What is expected:
Please print all of the material below, word for word.

Data excerpts:
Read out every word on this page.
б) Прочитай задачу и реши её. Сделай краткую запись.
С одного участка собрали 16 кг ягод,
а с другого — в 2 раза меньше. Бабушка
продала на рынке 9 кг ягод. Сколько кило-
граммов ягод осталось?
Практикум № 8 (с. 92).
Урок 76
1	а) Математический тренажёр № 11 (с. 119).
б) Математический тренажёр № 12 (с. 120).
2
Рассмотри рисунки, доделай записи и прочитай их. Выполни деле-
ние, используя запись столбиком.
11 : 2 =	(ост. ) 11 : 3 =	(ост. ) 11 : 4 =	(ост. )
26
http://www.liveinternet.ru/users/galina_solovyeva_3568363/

Exercise result:
Read out every word on this page.
б) Прочитай задачу и реши её. Сделай краткую запись.
С одного участка собрали 16 кг ягод,
а с другого — в 2 раза меньше. Бабушка
продала на рынке 9 кг ягод. Сколько кило-
граммов ягод осталось?
Практикум № 8 (с. 92).
Урок 76
1	а) Математический тренажёр № 11 (с. 119).
б) Математический тренажёр № 12 (с. 120).
2
Рассмотри рисунки, доделай записи и прочитай их. Выполни деле-
ние, используя запись столбиком.
11 : 2 =	(ост. ) 11 : 3 =	(ост. ) 11 : 4 =	(ост. )
26
http://www.liveinternet.ru/users/galina_solovyeva_3568363/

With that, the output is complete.